= WHAT IS REQUIRED =
Reply with one number: the count of lines in the records below that hold "przed".

[Records]
════════

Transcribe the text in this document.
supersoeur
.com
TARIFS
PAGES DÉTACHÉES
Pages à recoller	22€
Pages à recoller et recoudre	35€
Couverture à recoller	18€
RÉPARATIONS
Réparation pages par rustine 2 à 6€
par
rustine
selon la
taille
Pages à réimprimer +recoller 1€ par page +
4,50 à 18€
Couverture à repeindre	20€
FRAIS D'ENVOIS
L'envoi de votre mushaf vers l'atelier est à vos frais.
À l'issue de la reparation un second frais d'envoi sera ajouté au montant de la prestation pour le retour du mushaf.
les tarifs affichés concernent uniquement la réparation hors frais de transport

════════

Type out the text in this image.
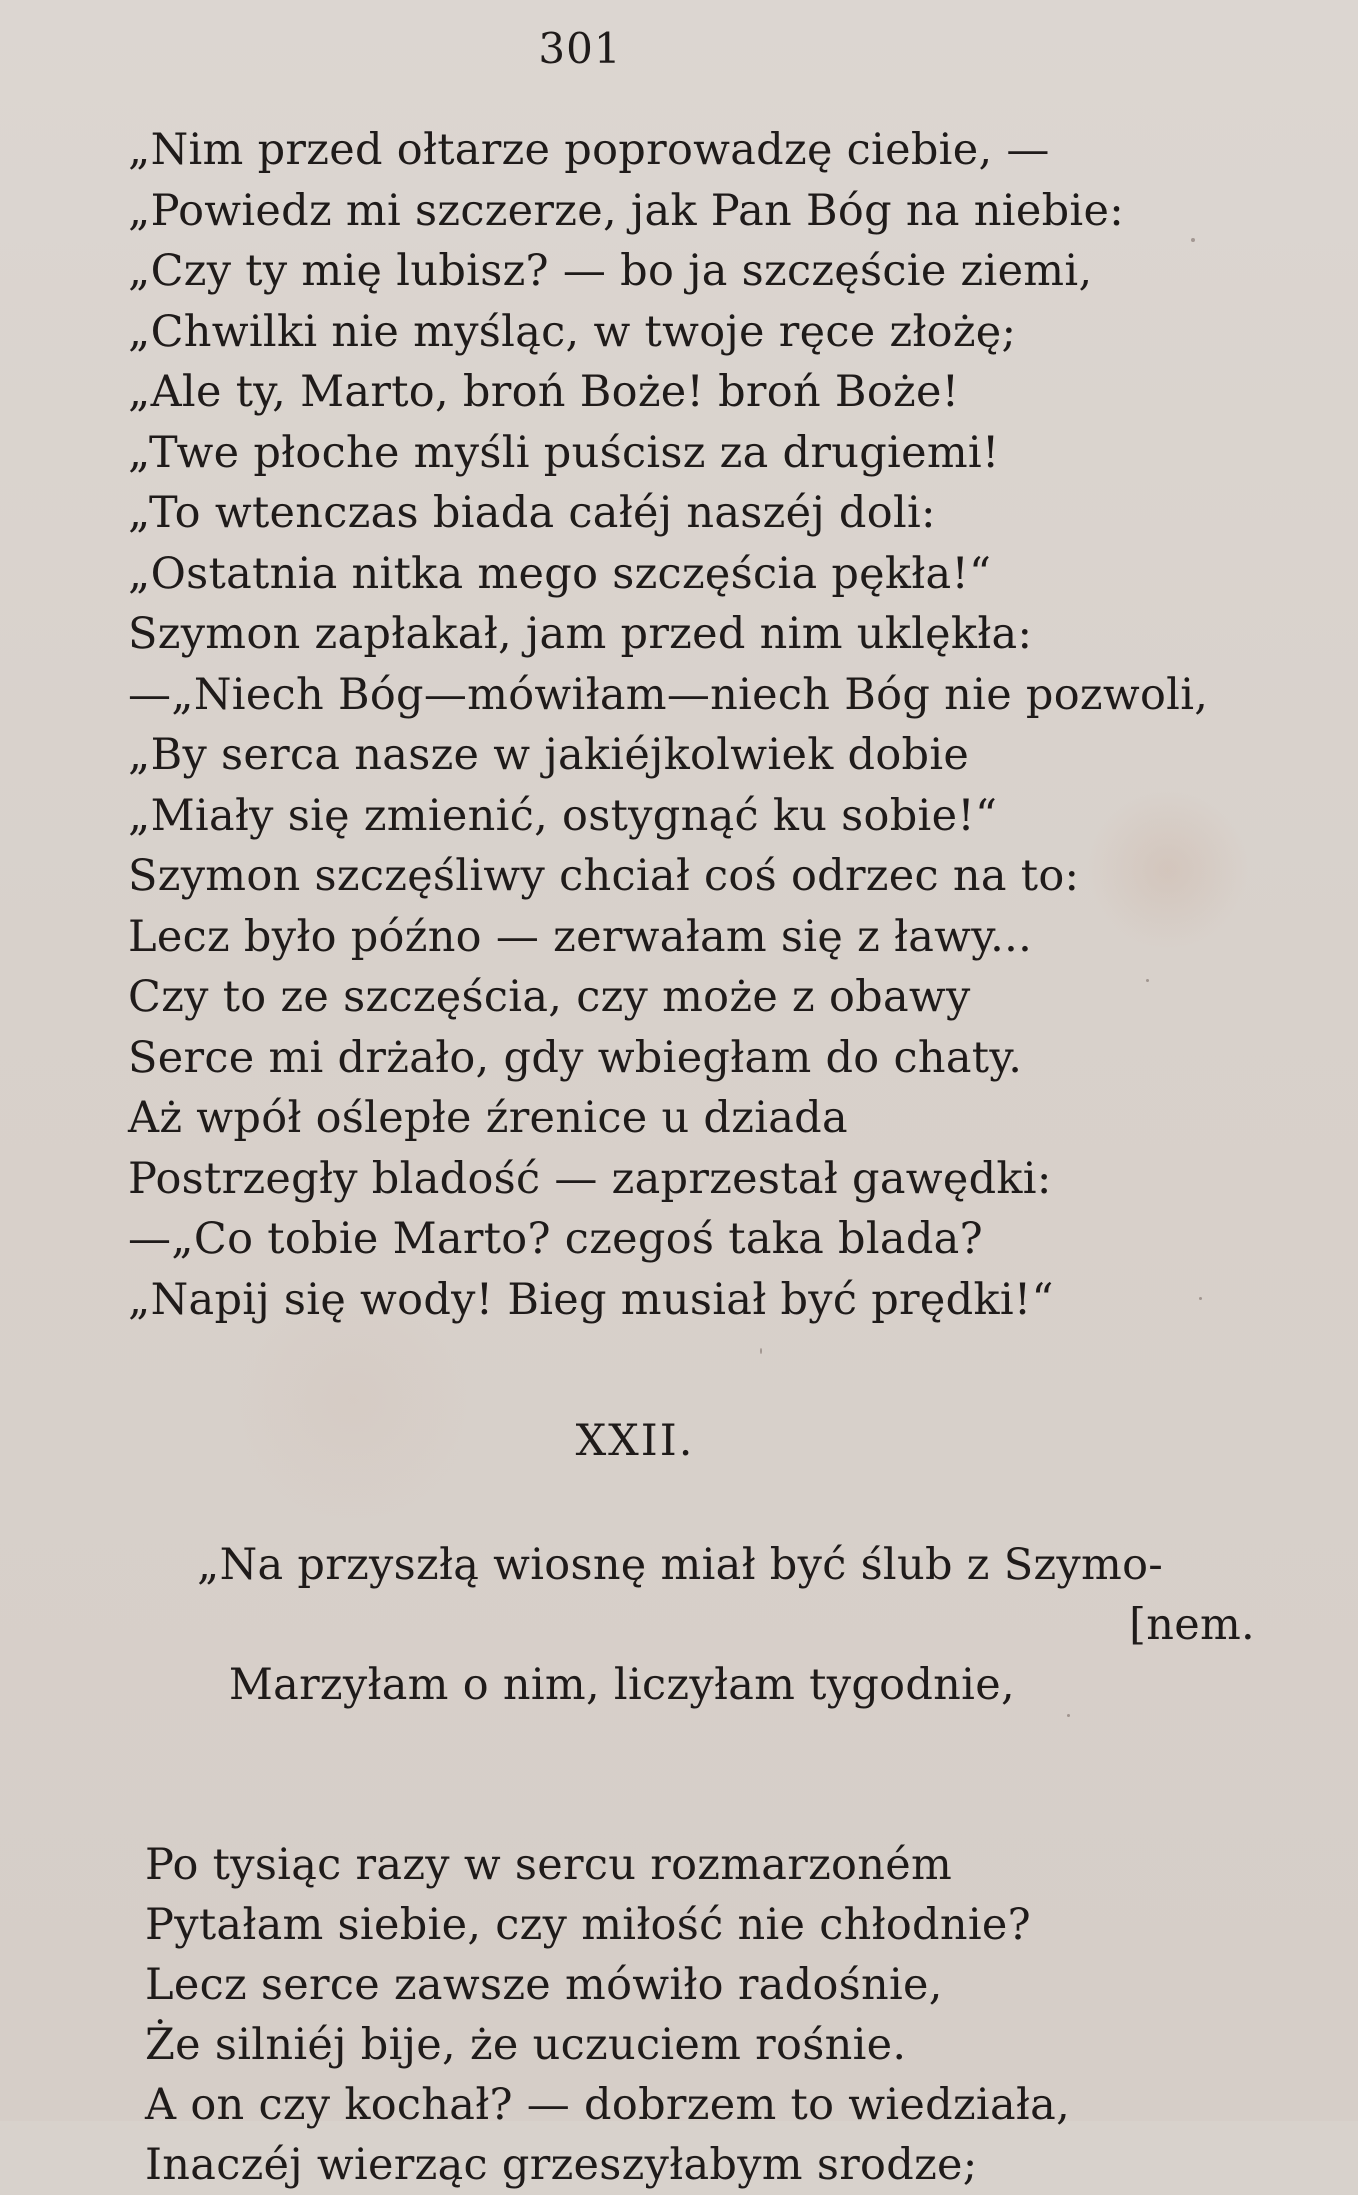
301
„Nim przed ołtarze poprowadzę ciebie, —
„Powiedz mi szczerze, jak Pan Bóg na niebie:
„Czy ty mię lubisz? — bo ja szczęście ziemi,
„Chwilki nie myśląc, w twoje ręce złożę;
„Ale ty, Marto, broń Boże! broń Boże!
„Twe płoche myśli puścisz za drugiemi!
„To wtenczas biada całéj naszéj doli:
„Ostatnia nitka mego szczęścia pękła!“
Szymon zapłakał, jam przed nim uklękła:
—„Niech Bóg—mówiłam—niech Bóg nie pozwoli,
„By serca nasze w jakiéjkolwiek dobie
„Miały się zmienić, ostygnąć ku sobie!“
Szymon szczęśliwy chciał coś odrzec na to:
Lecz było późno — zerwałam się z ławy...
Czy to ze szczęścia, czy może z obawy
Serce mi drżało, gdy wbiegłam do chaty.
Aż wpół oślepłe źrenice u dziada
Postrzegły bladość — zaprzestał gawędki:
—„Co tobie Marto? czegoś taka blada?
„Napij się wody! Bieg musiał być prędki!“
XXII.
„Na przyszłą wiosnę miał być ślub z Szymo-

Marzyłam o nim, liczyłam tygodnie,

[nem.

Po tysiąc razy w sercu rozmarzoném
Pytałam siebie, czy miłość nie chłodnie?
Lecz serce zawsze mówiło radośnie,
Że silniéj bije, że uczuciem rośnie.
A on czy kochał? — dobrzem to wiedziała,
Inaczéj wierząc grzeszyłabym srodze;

════════

= COMPLETE OUTPUT =
2